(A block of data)
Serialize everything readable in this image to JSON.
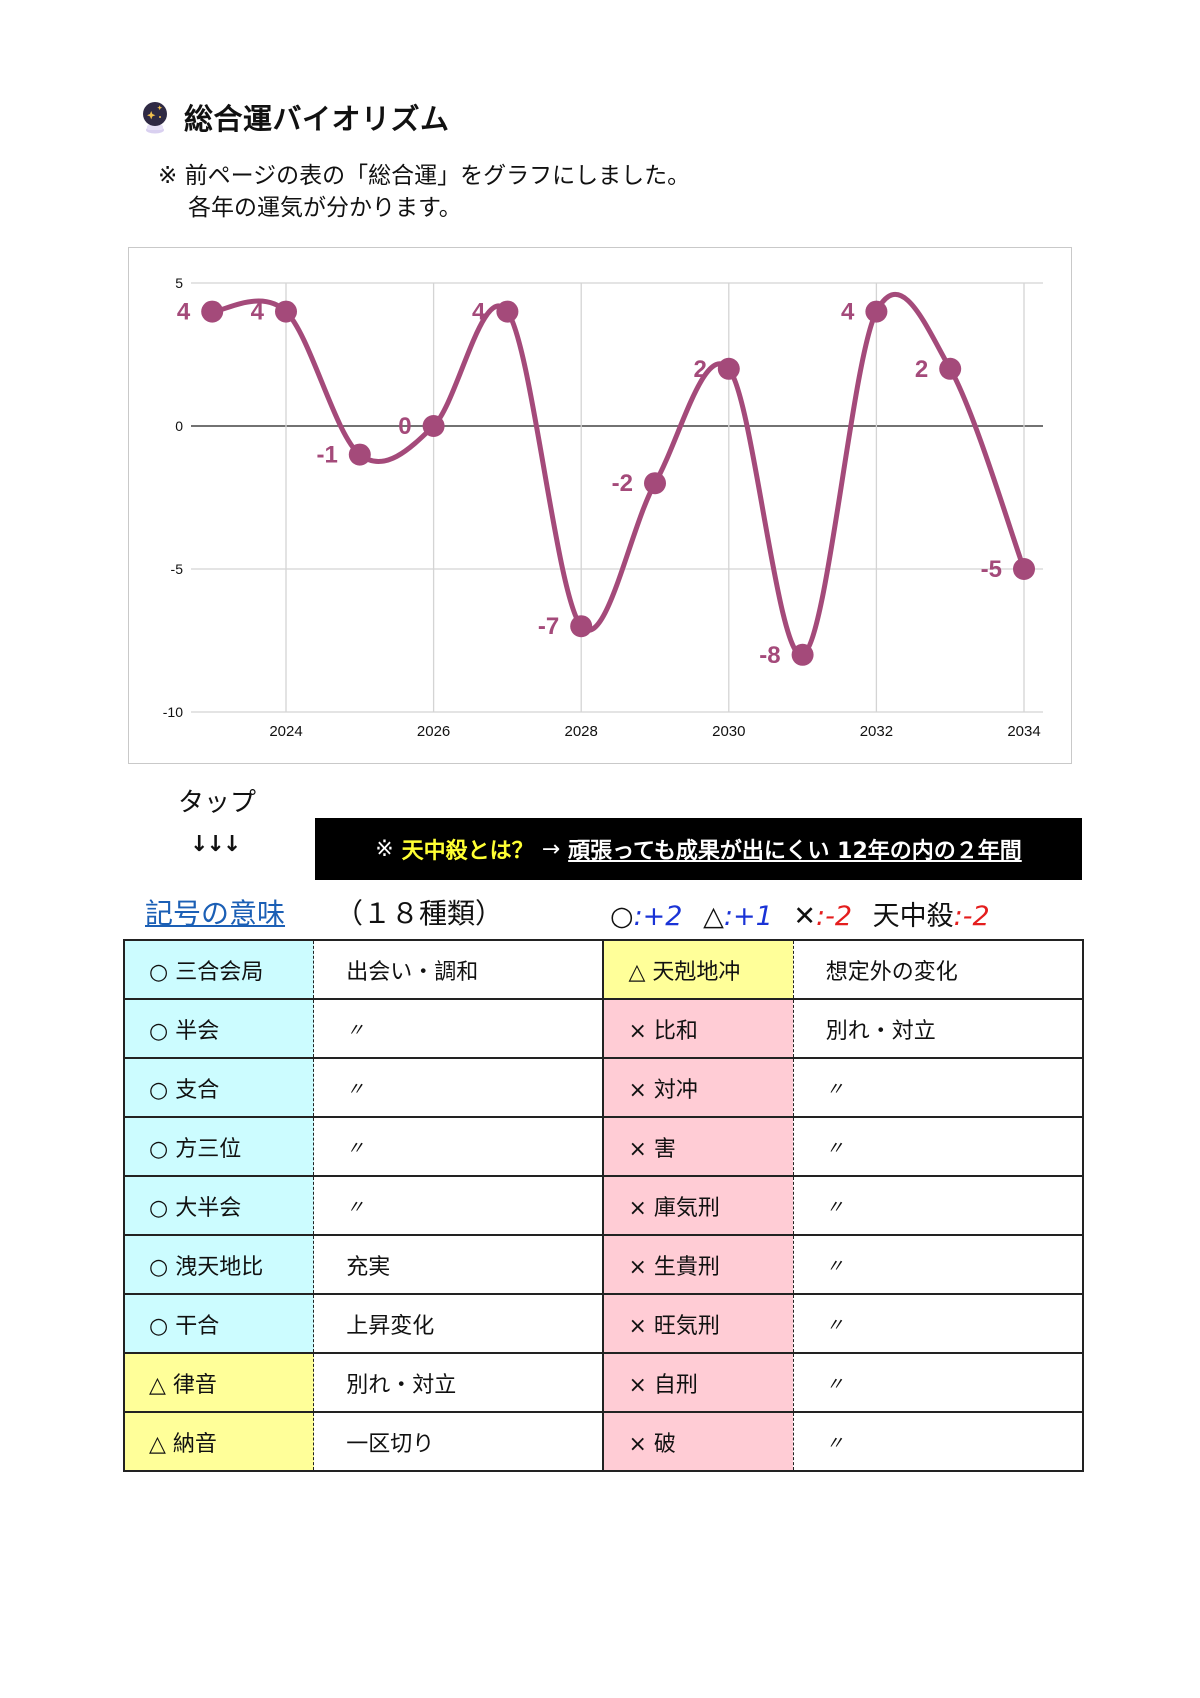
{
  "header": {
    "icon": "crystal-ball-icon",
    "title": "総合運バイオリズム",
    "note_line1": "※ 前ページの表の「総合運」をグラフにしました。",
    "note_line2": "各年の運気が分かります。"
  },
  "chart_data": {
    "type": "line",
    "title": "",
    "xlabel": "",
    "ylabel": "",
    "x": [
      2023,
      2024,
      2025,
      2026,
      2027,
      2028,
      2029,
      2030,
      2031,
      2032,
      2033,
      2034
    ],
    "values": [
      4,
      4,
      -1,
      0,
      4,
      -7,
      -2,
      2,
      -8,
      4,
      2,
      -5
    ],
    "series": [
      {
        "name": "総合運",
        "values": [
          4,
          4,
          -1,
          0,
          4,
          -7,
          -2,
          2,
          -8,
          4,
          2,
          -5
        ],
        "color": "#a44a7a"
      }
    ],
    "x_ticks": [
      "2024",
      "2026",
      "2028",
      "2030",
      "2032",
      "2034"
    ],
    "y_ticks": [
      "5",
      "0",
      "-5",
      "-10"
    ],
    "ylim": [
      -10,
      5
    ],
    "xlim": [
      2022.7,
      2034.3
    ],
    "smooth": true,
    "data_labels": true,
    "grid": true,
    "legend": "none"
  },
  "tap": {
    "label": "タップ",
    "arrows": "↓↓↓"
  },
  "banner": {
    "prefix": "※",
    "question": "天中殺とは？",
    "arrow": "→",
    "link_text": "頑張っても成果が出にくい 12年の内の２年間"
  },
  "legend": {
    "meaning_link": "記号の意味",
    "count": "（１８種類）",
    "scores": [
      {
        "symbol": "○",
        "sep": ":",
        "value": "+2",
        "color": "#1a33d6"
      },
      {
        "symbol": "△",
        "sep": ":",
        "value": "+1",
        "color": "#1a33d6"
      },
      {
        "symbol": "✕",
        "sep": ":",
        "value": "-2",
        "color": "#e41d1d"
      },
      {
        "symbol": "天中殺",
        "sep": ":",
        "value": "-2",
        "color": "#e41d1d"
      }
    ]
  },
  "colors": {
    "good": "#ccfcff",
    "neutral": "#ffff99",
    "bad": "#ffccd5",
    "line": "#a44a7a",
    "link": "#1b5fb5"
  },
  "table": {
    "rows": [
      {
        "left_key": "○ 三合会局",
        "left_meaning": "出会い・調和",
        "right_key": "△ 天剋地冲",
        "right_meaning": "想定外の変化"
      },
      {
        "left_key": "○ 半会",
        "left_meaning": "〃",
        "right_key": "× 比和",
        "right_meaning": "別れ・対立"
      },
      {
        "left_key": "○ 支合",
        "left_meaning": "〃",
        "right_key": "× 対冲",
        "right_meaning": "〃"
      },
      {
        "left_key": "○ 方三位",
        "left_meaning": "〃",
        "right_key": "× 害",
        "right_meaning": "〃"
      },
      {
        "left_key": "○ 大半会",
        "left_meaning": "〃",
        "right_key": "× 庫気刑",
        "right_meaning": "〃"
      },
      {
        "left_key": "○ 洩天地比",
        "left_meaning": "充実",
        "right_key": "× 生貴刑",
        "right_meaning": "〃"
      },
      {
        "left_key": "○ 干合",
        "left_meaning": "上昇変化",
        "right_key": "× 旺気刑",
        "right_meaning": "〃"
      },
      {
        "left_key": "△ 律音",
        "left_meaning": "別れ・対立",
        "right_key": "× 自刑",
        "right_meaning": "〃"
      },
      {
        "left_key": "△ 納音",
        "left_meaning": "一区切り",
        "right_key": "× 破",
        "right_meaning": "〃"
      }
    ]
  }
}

* _What this task involves_
Repeat the data exactly in full, omitting its pictures.

* _Task output_
Serialize everything readable in this image to JSON.
{
  "header": {
    "icon": "crystal-ball-icon",
    "title": "総合運バイオリズム",
    "note_line1": "※ 前ページの表の「総合運」をグラフにしました。",
    "note_line2": "各年の運気が分かります。"
  },
  "chart_data": {
    "type": "line",
    "title": "",
    "xlabel": "",
    "ylabel": "",
    "x": [
      2023,
      2024,
      2025,
      2026,
      2027,
      2028,
      2029,
      2030,
      2031,
      2032,
      2033,
      2034
    ],
    "values": [
      4,
      4,
      -1,
      0,
      4,
      -7,
      -2,
      2,
      -8,
      4,
      2,
      -5
    ],
    "series": [
      {
        "name": "総合運",
        "values": [
          4,
          4,
          -1,
          0,
          4,
          -7,
          -2,
          2,
          -8,
          4,
          2,
          -5
        ],
        "color": "#a44a7a"
      }
    ],
    "x_ticks": [
      "2024",
      "2026",
      "2028",
      "2030",
      "2032",
      "2034"
    ],
    "y_ticks": [
      "5",
      "0",
      "-5",
      "-10"
    ],
    "ylim": [
      -10,
      5
    ],
    "xlim": [
      2022.7,
      2034.3
    ],
    "smooth": true,
    "data_labels": true,
    "grid": true,
    "legend": "none"
  },
  "tap": {
    "label": "タップ",
    "arrows": "↓↓↓"
  },
  "banner": {
    "prefix": "※",
    "question": "天中殺とは？",
    "arrow": "→",
    "link_text": "頑張っても成果が出にくい 12年の内の２年間"
  },
  "legend": {
    "meaning_link": "記号の意味",
    "count": "（１８種類）",
    "scores": [
      {
        "symbol": "○",
        "sep": ":",
        "value": "+2",
        "color": "#1a33d6"
      },
      {
        "symbol": "△",
        "sep": ":",
        "value": "+1",
        "color": "#1a33d6"
      },
      {
        "symbol": "✕",
        "sep": ":",
        "value": "-2",
        "color": "#e41d1d"
      },
      {
        "symbol": "天中殺",
        "sep": ":",
        "value": "-2",
        "color": "#e41d1d"
      }
    ]
  },
  "colors": {
    "good": "#ccfcff",
    "neutral": "#ffff99",
    "bad": "#ffccd5",
    "line": "#a44a7a",
    "link": "#1b5fb5"
  },
  "table": {
    "rows": [
      {
        "left_key": "○ 三合会局",
        "left_meaning": "出会い・調和",
        "right_key": "△ 天剋地冲",
        "right_meaning": "想定外の変化"
      },
      {
        "left_key": "○ 半会",
        "left_meaning": "〃",
        "right_key": "× 比和",
        "right_meaning": "別れ・対立"
      },
      {
        "left_key": "○ 支合",
        "left_meaning": "〃",
        "right_key": "× 対冲",
        "right_meaning": "〃"
      },
      {
        "left_key": "○ 方三位",
        "left_meaning": "〃",
        "right_key": "× 害",
        "right_meaning": "〃"
      },
      {
        "left_key": "○ 大半会",
        "left_meaning": "〃",
        "right_key": "× 庫気刑",
        "right_meaning": "〃"
      },
      {
        "left_key": "○ 洩天地比",
        "left_meaning": "充実",
        "right_key": "× 生貴刑",
        "right_meaning": "〃"
      },
      {
        "left_key": "○ 干合",
        "left_meaning": "上昇変化",
        "right_key": "× 旺気刑",
        "right_meaning": "〃"
      },
      {
        "left_key": "△ 律音",
        "left_meaning": "別れ・対立",
        "right_key": "× 自刑",
        "right_meaning": "〃"
      },
      {
        "left_key": "△ 納音",
        "left_meaning": "一区切り",
        "right_key": "× 破",
        "right_meaning": "〃"
      }
    ]
  }
}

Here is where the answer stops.